Post Sat. Dec. 28, 2013 5:39 pm

Sunny Boy wrote:
Photog200 wrote:Something interesting happened today when cooking. I started the coal fire and it was going great...put it into oven mode and the oven was at 400° with the primary air only opened a little. Then all of a sudden (two hrs. later) the temps started dropping. I had to open the primary air all the way just to keep the oven at 350°. I am not sure if it was the temps outside warming up or if the chimney cooled off after putting into oven mode. I have a feeling it was the outside temps going up because it was in oven mode for a couple hrs before this started happening. I have to order two of those manometers!
Randy
Could be a combination of that. Plus, with the shallower firebox of the range, depending on how long the majority of coal had been burning, it may have needed some fresh coal and shake the grates ?

### DATASET RECORDS

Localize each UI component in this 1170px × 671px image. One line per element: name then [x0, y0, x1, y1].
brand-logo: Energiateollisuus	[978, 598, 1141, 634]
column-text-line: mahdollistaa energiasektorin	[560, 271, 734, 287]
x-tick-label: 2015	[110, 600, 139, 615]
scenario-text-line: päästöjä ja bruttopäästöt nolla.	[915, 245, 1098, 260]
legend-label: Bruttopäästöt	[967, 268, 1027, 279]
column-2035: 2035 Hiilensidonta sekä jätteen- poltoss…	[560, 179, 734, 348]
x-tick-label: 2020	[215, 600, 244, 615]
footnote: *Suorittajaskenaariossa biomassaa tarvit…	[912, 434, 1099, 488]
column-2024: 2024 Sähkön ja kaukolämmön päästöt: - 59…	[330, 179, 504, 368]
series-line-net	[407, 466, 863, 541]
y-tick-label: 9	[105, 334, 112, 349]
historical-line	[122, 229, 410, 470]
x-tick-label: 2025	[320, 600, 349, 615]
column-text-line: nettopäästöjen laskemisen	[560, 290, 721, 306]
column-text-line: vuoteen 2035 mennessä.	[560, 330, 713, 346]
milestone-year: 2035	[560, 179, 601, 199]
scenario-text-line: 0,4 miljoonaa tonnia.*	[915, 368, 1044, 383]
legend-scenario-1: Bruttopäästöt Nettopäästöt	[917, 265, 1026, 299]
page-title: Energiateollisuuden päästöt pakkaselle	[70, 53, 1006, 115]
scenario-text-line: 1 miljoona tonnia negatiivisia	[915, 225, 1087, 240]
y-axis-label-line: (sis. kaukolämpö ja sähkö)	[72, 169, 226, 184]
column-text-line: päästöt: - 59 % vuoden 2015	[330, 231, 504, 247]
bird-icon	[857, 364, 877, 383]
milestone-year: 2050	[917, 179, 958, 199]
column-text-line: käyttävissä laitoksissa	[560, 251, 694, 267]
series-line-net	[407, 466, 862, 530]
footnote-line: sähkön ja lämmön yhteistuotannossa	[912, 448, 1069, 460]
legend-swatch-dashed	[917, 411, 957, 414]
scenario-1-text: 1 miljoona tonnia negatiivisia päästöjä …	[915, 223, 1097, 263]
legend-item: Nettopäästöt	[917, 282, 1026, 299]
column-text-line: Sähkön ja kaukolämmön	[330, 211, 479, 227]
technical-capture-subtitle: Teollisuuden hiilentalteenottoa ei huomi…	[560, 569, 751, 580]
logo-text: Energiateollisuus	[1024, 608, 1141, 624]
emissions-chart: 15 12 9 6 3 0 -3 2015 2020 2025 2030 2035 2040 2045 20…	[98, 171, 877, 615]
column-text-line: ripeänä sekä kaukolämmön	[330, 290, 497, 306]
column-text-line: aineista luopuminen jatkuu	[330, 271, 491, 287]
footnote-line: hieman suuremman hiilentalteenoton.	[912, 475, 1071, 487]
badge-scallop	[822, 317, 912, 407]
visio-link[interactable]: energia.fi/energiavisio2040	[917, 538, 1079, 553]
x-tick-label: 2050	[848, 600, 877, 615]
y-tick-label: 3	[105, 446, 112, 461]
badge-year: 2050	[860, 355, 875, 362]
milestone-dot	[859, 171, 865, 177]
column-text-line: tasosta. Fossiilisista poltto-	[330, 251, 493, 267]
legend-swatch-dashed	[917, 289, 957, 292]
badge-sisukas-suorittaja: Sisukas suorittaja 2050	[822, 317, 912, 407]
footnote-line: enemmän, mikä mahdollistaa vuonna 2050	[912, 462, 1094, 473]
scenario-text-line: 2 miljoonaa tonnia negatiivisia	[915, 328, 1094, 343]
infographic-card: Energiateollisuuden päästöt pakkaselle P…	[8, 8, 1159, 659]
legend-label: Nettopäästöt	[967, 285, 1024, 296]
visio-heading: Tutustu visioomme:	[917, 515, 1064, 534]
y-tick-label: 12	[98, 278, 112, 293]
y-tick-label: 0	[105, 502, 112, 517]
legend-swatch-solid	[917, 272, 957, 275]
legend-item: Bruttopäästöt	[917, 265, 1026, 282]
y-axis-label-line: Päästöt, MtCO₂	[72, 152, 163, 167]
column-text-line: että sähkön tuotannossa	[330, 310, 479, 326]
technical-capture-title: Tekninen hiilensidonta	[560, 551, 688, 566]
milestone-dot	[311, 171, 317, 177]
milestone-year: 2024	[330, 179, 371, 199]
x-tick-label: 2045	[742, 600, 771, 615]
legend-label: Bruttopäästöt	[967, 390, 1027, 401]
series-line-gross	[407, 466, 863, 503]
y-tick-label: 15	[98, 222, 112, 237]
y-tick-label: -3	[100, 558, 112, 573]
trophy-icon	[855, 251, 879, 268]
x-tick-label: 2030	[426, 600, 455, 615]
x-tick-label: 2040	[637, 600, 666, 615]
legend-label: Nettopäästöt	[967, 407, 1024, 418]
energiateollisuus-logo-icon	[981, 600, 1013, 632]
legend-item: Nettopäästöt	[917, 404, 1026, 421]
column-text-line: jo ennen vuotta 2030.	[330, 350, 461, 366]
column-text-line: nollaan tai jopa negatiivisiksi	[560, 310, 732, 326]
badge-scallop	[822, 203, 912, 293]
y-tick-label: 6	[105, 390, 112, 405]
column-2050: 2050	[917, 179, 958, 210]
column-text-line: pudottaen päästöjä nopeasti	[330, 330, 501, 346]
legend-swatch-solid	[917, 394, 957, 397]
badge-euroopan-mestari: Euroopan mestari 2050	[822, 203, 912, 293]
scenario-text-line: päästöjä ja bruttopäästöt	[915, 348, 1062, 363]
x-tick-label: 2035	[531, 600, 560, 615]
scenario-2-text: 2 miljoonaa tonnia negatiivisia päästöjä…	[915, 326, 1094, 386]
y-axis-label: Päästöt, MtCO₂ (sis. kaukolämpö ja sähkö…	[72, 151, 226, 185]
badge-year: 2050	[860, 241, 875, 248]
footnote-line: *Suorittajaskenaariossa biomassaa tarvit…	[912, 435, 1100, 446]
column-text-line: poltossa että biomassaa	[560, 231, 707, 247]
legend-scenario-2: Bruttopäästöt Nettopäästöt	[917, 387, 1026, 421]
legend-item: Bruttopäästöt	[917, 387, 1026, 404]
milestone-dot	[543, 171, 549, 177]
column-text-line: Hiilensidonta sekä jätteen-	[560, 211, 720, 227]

### GIVEN EXERCISE 1
Switch "oven" to "stove" in the forum post about cooking with a coal fire, and give the passage between "Post Sat. Dec." and "of those manometers!", inclusive.
### GIVEN EXERCISE 2
Resume the forum thread about cooking on a coal range after its final sentence.

### EXERCISE ANSWER 1
Post Sat. Dec. 28, 2013 5:39 pm

Sunny Boy wrote:
Photog200 wrote:Something interesting happened today when cooking. I started the coal fire and it was going great...put it into stove mode and the stove was at 400° with the primary air only opened a little. Then all of a sudden (two hrs. later) the temps started dropping. I had to open the primary air all the way just to keep the stove at 350°. I am not sure if it was the temps outside warming up or if the chimney cooled off after putting into stove mode. I have a feeling it was the outside temps going up because it was in stove mode for a couple hrs before this started happening. I have to order two of those manometers!

### EXERCISE ANSWER 2
When I'm doing a lot of cooking, to maintain higher cooking temps I have to shake the grates some and sprinkle on a layer of fresh coal about every two-three hours. Just one thin layer, but it does help keep the higher cooking temps up.

When not cooking, I can go for many more hours not having to do any of that when just using the stove for heating.

Could something like that be happening with yours ?

Paul
That might just be what happened Paul, I did sprinkle a little more coal on to top it off but didn't shake it down. I didn't think it would need it after only a couple of hours burning. Learn something new every time I cook on this thing! Thanks for the tip!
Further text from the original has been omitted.